[BEGIN Source data]
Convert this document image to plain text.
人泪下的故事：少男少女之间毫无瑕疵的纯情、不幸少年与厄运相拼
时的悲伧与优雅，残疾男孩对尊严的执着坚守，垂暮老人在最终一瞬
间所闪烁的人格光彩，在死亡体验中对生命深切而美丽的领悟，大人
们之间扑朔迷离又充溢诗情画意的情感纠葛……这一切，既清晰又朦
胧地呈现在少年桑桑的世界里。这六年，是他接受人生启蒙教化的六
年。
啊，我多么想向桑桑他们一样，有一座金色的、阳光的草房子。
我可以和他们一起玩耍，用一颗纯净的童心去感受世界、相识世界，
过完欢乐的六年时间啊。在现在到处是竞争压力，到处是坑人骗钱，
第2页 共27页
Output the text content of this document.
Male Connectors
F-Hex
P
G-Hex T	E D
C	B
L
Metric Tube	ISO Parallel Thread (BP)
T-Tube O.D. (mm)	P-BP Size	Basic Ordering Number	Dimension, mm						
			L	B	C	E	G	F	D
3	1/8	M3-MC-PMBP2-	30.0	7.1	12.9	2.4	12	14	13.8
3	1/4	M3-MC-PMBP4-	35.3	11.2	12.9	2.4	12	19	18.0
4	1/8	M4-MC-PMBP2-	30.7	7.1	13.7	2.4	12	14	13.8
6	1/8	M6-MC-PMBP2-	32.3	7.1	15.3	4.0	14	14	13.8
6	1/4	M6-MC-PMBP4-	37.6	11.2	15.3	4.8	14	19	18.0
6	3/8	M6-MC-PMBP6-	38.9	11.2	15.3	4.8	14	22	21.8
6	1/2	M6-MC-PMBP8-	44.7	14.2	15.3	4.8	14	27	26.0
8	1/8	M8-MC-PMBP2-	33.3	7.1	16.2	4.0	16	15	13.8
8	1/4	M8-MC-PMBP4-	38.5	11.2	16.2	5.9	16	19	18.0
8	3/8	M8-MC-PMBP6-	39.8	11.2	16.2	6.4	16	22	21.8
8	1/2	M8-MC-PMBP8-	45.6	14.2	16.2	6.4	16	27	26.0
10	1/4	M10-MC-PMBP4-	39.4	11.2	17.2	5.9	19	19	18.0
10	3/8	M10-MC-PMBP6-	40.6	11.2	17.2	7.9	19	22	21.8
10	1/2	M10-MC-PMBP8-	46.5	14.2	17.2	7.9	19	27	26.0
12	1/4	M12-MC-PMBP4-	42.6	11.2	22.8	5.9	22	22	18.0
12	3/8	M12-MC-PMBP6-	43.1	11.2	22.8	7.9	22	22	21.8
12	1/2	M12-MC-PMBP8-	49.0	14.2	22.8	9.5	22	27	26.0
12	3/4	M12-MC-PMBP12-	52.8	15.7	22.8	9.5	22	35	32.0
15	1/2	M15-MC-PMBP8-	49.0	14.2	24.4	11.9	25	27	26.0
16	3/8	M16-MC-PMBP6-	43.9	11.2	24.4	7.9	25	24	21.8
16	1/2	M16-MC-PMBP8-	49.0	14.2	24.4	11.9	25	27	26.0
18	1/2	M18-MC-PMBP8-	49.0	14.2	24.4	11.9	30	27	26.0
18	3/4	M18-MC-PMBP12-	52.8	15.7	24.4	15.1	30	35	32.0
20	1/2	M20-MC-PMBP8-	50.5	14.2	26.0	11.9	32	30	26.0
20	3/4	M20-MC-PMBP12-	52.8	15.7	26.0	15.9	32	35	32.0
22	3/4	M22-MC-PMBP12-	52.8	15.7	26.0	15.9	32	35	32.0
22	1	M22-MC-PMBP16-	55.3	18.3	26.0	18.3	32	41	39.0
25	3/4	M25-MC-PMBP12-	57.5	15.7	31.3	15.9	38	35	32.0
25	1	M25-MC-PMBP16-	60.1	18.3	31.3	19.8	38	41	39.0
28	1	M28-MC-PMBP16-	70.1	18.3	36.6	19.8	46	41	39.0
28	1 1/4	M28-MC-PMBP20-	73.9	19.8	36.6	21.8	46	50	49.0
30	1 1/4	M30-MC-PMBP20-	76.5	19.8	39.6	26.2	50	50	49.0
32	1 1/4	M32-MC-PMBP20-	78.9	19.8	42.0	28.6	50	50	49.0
[END Source data]
Given problem
Your task is to repeat every entry exactly.

Solution for this exercise
Convert this document image to plain text.
人泪下的故事：少男少女之间毫无瑕疵的纯情、不幸少年与厄运相拼
时的悲伧与优雅，残疾男孩对尊严的执着坚守，垂暮老人在最终一瞬
间所闪烁的人格光彩，在死亡体验中对生命深切而美丽的领悟，大人
们之间扑朔迷离又充溢诗情画意的情感纠葛……这一切，既清晰又朦
胧地呈现在少年桑桑的世界里。这六年，是他接受人生启蒙教化的六
年。
啊，我多么想向桑桑他们一样，有一座金色的、阳光的草房子。
我可以和他们一起玩耍，用一颗纯净的童心去感受世界、相识世界，
过完欢乐的六年时间啊。在现在到处是竞争压力，到处是坑人骗钱，
第2页 共27页
Output the text content of this document.
Male Connectors
F-Hex
P
G-Hex T	E D
C	B
L
Metric Tube	ISO Parallel Thread (BP)
T-Tube O.D. (mm)	P-BP Size	Basic Ordering Number	Dimension, mm						
			L	B	C	E	G	F	D
3	1/8	M3-MC-PMBP2-	30.0	7.1	12.9	2.4	12	14	13.8
3	1/4	M3-MC-PMBP4-	35.3	11.2	12.9	2.4	12	19	18.0
4	1/8	M4-MC-PMBP2-	30.7	7.1	13.7	2.4	12	14	13.8
6	1/8	M6-MC-PMBP2-	32.3	7.1	15.3	4.0	14	14	13.8
6	1/4	M6-MC-PMBP4-	37.6	11.2	15.3	4.8	14	19	18.0
6	3/8	M6-MC-PMBP6-	38.9	11.2	15.3	4.8	14	22	21.8
6	1/2	M6-MC-PMBP8-	44.7	14.2	15.3	4.8	14	27	26.0
8	1/8	M8-MC-PMBP2-	33.3	7.1	16.2	4.0	16	15	13.8
8	1/4	M8-MC-PMBP4-	38.5	11.2	16.2	5.9	16	19	18.0
8	3/8	M8-MC-PMBP6-	39.8	11.2	16.2	6.4	16	22	21.8
8	1/2	M8-MC-PMBP8-	45.6	14.2	16.2	6.4	16	27	26.0
10	1/4	M10-MC-PMBP4-	39.4	11.2	17.2	5.9	19	19	18.0
10	3/8	M10-MC-PMBP6-	40.6	11.2	17.2	7.9	19	22	21.8
10	1/2	M10-MC-PMBP8-	46.5	14.2	17.2	7.9	19	27	26.0
12	1/4	M12-MC-PMBP4-	42.6	11.2	22.8	5.9	22	22	18.0
12	3/8	M12-MC-PMBP6-	43.1	11.2	22.8	7.9	22	22	21.8
12	1/2	M12-MC-PMBP8-	49.0	14.2	22.8	9.5	22	27	26.0
12	3/4	M12-MC-PMBP12-	52.8	15.7	22.8	9.5	22	35	32.0
15	1/2	M15-MC-PMBP8-	49.0	14.2	24.4	11.9	25	27	26.0
16	3/8	M16-MC-PMBP6-	43.9	11.2	24.4	7.9	25	24	21.8
16	1/2	M16-MC-PMBP8-	49.0	14.2	24.4	11.9	25	27	26.0
18	1/2	M18-MC-PMBP8-	49.0	14.2	24.4	11.9	30	27	26.0
18	3/4	M18-MC-PMBP12-	52.8	15.7	24.4	15.1	30	35	32.0
20	1/2	M20-MC-PMBP8-	50.5	14.2	26.0	11.9	32	30	26.0
20	3/4	M20-MC-PMBP12-	52.8	15.7	26.0	15.9	32	35	32.0
22	3/4	M22-MC-PMBP12-	52.8	15.7	26.0	15.9	32	35	32.0
22	1	M22-MC-PMBP16-	55.3	18.3	26.0	18.3	32	41	39.0
25	3/4	M25-MC-PMBP12-	57.5	15.7	31.3	15.9	38	35	32.0
25	1	M25-MC-PMBP16-	60.1	18.3	31.3	19.8	38	41	39.0
28	1	M28-MC-PMBP16-	70.1	18.3	36.6	19.8	46	41	39.0
28	1 1/4	M28-MC-PMBP20-	73.9	19.8	36.6	21.8	46	50	49.0
30	1 1/4	M30-MC-PMBP20-	76.5	19.8	39.6	26.2	50	50	49.0
32	1 1/4	M32-MC-PMBP20-	78.9	19.8	42.0	28.6	50	50	49.0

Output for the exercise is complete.